WORK INSTRUCTIONS —
Find every line in the records below that holds the word "Studio", and copy it out.

DATASET RECORDS —
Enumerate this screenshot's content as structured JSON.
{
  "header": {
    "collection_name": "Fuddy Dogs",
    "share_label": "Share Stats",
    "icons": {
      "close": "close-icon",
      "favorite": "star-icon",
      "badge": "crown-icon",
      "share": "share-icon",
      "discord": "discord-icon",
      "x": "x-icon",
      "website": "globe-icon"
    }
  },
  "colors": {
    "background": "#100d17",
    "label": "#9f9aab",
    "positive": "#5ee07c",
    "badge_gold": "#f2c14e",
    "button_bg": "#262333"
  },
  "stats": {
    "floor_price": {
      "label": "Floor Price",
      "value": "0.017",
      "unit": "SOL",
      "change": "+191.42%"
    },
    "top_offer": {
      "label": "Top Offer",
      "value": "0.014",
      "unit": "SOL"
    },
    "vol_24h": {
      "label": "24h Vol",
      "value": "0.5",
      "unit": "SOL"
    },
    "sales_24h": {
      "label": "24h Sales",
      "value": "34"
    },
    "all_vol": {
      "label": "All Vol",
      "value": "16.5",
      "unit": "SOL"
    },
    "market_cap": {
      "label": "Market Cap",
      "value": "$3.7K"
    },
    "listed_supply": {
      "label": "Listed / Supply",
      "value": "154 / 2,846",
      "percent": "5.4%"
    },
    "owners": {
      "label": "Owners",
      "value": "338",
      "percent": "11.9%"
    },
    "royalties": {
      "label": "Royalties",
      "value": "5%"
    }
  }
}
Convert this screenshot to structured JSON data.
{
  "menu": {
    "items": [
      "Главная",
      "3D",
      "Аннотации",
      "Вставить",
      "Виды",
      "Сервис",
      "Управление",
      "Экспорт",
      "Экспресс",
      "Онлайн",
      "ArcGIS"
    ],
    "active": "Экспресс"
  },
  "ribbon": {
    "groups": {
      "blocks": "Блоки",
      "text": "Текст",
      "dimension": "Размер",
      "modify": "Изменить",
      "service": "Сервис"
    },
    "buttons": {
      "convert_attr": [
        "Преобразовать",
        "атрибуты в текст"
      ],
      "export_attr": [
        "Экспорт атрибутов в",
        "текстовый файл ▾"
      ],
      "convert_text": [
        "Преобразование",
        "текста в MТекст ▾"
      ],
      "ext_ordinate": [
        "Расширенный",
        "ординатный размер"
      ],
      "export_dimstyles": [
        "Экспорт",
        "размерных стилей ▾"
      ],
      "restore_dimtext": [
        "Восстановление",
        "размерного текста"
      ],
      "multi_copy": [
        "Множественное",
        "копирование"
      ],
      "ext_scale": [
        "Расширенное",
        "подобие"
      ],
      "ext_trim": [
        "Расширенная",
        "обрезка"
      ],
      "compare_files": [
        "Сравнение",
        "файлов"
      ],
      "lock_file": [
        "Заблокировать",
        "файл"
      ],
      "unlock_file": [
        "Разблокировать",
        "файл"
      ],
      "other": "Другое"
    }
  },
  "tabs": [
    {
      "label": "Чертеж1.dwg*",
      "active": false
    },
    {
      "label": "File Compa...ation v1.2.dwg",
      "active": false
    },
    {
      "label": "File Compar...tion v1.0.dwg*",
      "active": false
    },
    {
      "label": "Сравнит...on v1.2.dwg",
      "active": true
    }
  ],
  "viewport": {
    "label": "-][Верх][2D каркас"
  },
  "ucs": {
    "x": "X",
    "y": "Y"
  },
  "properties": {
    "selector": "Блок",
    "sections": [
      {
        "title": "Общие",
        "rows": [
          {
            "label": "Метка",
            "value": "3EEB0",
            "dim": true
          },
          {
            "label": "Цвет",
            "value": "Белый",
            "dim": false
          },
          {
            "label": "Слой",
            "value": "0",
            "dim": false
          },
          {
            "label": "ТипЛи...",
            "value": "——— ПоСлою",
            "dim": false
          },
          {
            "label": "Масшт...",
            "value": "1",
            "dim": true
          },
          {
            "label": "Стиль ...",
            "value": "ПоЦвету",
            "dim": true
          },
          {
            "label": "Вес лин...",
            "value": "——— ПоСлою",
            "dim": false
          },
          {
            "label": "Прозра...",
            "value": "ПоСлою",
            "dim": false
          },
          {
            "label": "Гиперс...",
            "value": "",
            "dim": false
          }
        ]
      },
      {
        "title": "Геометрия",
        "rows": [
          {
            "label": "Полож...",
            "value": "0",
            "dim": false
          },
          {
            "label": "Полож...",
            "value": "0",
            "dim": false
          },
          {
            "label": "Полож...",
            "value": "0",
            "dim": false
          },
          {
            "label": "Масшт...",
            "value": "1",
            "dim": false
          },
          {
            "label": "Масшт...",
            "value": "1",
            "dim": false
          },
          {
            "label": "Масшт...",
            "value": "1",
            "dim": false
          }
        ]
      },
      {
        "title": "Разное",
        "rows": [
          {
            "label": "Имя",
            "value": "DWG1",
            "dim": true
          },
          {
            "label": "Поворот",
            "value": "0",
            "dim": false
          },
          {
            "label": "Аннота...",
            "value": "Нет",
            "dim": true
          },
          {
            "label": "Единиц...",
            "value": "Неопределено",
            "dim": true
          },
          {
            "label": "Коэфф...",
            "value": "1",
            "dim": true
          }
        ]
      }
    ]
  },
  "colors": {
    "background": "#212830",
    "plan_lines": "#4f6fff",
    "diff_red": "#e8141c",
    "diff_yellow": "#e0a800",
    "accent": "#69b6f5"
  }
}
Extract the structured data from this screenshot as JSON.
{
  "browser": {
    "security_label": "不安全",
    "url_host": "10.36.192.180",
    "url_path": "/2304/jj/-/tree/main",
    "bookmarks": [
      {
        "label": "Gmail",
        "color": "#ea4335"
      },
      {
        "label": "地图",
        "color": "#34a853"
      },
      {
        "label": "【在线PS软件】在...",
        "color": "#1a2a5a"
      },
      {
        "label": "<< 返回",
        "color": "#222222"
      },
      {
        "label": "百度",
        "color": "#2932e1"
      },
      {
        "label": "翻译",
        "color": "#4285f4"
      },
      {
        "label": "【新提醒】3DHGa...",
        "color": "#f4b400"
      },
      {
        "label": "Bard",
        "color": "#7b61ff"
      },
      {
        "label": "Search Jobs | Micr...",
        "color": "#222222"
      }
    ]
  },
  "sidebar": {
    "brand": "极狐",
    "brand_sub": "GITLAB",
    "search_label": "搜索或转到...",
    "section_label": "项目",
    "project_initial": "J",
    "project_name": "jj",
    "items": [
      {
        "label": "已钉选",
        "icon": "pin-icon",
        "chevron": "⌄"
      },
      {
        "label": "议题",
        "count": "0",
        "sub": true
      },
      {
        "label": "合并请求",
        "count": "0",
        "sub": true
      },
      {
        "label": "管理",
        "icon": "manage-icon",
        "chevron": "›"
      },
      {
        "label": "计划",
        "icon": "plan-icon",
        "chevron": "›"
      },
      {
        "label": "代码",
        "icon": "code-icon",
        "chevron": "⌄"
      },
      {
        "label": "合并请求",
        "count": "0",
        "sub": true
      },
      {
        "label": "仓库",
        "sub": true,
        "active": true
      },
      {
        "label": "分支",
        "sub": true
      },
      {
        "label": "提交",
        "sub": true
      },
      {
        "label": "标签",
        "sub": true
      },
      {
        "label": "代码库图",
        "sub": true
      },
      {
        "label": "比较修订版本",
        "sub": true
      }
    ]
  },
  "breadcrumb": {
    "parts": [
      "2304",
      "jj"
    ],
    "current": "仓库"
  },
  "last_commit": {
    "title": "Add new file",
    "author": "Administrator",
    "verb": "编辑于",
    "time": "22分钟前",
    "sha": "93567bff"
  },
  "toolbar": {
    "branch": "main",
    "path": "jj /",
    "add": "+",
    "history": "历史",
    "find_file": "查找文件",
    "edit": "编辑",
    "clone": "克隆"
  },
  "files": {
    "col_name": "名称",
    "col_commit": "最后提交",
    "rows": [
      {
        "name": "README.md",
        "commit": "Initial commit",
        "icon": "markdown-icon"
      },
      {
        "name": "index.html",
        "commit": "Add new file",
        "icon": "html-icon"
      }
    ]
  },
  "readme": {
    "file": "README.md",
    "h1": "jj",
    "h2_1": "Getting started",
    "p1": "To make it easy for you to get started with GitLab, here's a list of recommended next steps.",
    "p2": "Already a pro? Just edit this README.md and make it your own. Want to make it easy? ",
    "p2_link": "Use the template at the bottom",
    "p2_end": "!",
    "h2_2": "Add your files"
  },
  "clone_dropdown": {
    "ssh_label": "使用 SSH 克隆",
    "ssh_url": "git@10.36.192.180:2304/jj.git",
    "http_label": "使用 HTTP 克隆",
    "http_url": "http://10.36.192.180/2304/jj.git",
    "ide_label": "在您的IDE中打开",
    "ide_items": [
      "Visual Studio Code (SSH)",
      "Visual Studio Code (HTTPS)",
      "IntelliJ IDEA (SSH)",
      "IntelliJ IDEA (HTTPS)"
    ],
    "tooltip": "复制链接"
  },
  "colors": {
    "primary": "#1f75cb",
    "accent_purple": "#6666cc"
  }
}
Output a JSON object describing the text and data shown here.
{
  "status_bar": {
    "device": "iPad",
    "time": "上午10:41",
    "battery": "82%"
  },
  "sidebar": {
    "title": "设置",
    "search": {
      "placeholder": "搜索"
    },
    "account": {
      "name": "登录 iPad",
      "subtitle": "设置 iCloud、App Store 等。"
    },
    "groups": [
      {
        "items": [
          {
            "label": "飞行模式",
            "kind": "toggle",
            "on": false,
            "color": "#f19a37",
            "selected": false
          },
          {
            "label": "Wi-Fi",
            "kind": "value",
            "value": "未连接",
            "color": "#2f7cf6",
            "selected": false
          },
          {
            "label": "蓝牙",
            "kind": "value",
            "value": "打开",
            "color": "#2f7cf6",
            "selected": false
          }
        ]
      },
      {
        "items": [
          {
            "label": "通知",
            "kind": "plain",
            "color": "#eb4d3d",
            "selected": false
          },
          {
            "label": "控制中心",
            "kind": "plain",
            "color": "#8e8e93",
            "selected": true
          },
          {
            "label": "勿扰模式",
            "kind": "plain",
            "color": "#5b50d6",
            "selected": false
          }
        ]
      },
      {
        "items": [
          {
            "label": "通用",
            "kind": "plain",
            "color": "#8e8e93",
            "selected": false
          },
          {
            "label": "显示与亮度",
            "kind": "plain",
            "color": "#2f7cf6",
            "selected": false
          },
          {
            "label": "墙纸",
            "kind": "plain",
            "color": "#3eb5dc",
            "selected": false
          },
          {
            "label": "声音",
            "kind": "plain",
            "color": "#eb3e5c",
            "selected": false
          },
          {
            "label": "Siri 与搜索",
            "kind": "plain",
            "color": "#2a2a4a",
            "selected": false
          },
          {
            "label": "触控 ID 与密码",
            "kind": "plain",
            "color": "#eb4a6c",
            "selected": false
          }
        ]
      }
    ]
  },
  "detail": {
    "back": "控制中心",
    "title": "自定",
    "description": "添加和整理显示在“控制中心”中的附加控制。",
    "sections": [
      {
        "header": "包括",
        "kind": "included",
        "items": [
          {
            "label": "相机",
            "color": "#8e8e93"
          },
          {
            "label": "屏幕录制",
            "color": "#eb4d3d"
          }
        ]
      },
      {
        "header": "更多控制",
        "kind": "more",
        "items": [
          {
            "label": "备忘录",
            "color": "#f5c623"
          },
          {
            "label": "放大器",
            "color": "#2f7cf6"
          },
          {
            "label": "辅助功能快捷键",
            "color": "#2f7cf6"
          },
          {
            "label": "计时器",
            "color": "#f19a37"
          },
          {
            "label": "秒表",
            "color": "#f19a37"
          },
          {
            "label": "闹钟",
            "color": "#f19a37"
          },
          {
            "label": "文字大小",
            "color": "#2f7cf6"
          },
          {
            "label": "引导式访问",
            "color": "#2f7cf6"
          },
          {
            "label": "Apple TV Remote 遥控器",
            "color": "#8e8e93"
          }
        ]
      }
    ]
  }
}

RESPONSE BELOW —
      "Visual Studio Code (SSH)",
      "Visual Studio Code (HTTPS)",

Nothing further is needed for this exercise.